[Begin]
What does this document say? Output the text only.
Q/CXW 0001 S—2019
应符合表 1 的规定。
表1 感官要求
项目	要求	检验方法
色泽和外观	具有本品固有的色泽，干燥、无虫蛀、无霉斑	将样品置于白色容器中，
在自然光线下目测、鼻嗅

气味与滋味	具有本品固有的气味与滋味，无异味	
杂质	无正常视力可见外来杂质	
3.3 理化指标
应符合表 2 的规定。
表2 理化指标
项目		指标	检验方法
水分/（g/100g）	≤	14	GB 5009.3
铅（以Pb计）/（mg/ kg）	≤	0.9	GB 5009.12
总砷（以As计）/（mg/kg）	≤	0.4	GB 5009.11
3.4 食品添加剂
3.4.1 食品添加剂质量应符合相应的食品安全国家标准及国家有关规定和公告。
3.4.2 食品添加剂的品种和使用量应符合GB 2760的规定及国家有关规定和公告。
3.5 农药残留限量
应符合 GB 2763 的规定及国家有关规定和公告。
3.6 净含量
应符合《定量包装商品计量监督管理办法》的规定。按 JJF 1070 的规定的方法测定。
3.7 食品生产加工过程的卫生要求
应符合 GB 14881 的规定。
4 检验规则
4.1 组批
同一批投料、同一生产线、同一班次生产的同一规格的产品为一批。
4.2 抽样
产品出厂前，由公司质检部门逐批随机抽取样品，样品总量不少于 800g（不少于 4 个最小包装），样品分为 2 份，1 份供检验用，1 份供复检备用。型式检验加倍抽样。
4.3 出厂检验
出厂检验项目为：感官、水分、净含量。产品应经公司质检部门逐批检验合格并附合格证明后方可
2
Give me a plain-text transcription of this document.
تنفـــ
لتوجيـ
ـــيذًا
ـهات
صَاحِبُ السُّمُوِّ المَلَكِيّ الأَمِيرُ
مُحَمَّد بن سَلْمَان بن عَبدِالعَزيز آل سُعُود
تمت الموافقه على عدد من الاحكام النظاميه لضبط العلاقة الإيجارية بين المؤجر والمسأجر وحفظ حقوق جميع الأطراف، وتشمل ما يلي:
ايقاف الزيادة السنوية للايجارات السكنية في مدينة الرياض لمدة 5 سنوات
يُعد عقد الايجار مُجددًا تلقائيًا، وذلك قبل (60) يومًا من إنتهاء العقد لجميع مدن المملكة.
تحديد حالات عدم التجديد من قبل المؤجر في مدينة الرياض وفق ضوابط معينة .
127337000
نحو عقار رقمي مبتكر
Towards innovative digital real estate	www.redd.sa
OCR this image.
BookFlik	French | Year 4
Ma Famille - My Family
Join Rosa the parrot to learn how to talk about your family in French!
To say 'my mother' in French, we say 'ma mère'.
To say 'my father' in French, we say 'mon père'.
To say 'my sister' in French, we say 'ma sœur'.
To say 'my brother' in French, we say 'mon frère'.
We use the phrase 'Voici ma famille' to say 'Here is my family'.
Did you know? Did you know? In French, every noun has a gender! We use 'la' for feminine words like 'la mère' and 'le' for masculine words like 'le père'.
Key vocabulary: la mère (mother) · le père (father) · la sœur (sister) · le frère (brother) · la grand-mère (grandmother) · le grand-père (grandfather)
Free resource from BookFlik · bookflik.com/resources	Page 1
[End]
AIM OF THE TASK:
Go through the listing above and list every line that has the word "text".

THE REPLY:
What does this document say? Output the text only.
Give me a plain-text transcription of this document.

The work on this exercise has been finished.